Dataset items
....
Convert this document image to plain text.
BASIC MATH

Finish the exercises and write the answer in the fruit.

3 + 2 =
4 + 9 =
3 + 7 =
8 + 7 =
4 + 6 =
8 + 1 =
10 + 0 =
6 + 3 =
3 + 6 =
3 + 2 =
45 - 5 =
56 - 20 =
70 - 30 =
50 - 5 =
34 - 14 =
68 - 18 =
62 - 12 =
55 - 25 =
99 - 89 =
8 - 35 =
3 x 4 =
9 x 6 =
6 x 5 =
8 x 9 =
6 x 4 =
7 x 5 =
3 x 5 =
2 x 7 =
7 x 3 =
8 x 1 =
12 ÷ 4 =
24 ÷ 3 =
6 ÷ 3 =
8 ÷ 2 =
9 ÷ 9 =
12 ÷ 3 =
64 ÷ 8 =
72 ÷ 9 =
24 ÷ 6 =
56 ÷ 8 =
....
Copy the records above exactly.

Convert this document image to plain text.
BASIC MATH

Finish the exercises and write the answer in the fruit.

3 + 2 =
4 + 9 =
3 + 7 =
8 + 7 =
4 + 6 =
8 + 1 =
10 + 0 =
6 + 3 =
3 + 6 =
3 + 2 =
45 - 5 =
56 - 20 =
70 - 30 =
50 - 5 =
34 - 14 =
68 - 18 =
62 - 12 =
55 - 25 =
99 - 89 =
8 - 35 =
3 x 4 =
9 x 6 =
6 x 5 =
8 x 9 =
6 x 4 =
7 x 5 =
3 x 5 =
2 x 7 =
7 x 3 =
8 x 1 =
12 ÷ 4 =
24 ÷ 3 =
6 ÷ 3 =
8 ÷ 2 =
9 ÷ 9 =
12 ÷ 3 =
64 ÷ 8 =
72 ÷ 9 =
24 ÷ 6 =
56 ÷ 8 =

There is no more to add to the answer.